Items from a figure collection

+ + + + +

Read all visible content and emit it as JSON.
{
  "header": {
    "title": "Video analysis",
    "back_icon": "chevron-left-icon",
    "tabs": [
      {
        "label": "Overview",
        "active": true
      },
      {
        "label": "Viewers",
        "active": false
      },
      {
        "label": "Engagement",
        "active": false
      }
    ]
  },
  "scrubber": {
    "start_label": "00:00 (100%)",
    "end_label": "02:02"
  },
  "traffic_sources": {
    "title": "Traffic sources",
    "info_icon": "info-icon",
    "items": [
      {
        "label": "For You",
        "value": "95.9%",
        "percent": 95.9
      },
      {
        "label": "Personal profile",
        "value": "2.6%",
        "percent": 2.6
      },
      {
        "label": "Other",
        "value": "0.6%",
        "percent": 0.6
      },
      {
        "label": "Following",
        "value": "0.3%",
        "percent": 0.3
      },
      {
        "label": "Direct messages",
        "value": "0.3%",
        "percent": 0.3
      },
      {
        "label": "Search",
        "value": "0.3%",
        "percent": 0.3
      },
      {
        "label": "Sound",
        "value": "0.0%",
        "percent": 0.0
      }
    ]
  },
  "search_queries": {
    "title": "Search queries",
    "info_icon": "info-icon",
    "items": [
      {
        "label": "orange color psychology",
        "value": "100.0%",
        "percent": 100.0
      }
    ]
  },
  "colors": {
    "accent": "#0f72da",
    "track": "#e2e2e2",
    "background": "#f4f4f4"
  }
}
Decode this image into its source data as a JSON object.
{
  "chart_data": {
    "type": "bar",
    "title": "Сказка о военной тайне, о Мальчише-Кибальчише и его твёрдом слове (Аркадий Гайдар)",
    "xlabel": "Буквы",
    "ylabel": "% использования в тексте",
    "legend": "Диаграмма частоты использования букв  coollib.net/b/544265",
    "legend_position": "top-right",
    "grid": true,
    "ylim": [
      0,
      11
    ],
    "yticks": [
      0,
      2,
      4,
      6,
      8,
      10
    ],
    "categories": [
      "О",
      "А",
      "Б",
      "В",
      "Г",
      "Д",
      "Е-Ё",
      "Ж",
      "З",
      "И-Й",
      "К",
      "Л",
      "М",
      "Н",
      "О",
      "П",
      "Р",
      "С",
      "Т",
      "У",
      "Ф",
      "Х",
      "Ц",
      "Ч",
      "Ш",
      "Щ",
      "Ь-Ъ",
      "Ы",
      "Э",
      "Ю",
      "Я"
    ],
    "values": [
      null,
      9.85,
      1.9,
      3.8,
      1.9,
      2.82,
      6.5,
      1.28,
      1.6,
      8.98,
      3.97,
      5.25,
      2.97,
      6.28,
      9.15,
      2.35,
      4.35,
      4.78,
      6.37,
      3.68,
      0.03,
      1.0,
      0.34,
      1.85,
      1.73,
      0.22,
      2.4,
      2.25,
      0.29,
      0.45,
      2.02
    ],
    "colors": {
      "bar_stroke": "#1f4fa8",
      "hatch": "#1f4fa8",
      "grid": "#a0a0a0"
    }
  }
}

+ + + + +

Return the listing above in its exact form.

Reply to the task
Read all visible content and emit it as JSON.
{
  "header": {
    "title": "Video analysis",
    "back_icon": "chevron-left-icon",
    "tabs": [
      {
        "label": "Overview",
        "active": true
      },
      {
        "label": "Viewers",
        "active": false
      },
      {
        "label": "Engagement",
        "active": false
      }
    ]
  },
  "scrubber": {
    "start_label": "00:00 (100%)",
    "end_label": "02:02"
  },
  "traffic_sources": {
    "title": "Traffic sources",
    "info_icon": "info-icon",
    "items": [
      {
        "label": "For You",
        "value": "95.9%",
        "percent": 95.9
      },
      {
        "label": "Personal profile",
        "value": "2.6%",
        "percent": 2.6
      },
      {
        "label": "Other",
        "value": "0.6%",
        "percent": 0.6
      },
      {
        "label": "Following",
        "value": "0.3%",
        "percent": 0.3
      },
      {
        "label": "Direct messages",
        "value": "0.3%",
        "percent": 0.3
      },
      {
        "label": "Search",
        "value": "0.3%",
        "percent": 0.3
      },
      {
        "label": "Sound",
        "value": "0.0%",
        "percent": 0.0
      }
    ]
  },
  "search_queries": {
    "title": "Search queries",
    "info_icon": "info-icon",
    "items": [
      {
        "label": "orange color psychology",
        "value": "100.0%",
        "percent": 100.0
      }
    ]
  },
  "colors": {
    "accent": "#0f72da",
    "track": "#e2e2e2",
    "background": "#f4f4f4"
  }
}
Decode this image into its source data as a JSON object.
{
  "chart_data": {
    "type": "bar",
    "title": "Сказка о военной тайне, о Мальчише-Кибальчише и его твёрдом слове (Аркадий Гайдар)",
    "xlabel": "Буквы",
    "ylabel": "% использования в тексте",
    "legend": "Диаграмма частоты использования букв  coollib.net/b/544265",
    "legend_position": "top-right",
    "grid": true,
    "ylim": [
      0,
      11
    ],
    "yticks": [
      0,
      2,
      4,
      6,
      8,
      10
    ],
    "categories": [
      "О",
      "А",
      "Б",
      "В",
      "Г",
      "Д",
      "Е-Ё",
      "Ж",
      "З",
      "И-Й",
      "К",
      "Л",
      "М",
      "Н",
      "О",
      "П",
      "Р",
      "С",
      "Т",
      "У",
      "Ф",
      "Х",
      "Ц",
      "Ч",
      "Ш",
      "Щ",
      "Ь-Ъ",
      "Ы",
      "Э",
      "Ю",
      "Я"
    ],
    "values": [
      null,
      9.85,
      1.9,
      3.8,
      1.9,
      2.82,
      6.5,
      1.28,
      1.6,
      8.98,
      3.97,
      5.25,
      2.97,
      6.28,
      9.15,
      2.35,
      4.35,
      4.78,
      6.37,
      3.68,
      0.03,
      1.0,
      0.34,
      1.85,
      1.73,
      0.22,
      2.4,
      2.25,
      0.29,
      0.45,
      2.02
    ],
    "colors": {
      "bar_stroke": "#1f4fa8",
      "hatch": "#1f4fa8",
      "grid": "#a0a0a0"
    }
  }
}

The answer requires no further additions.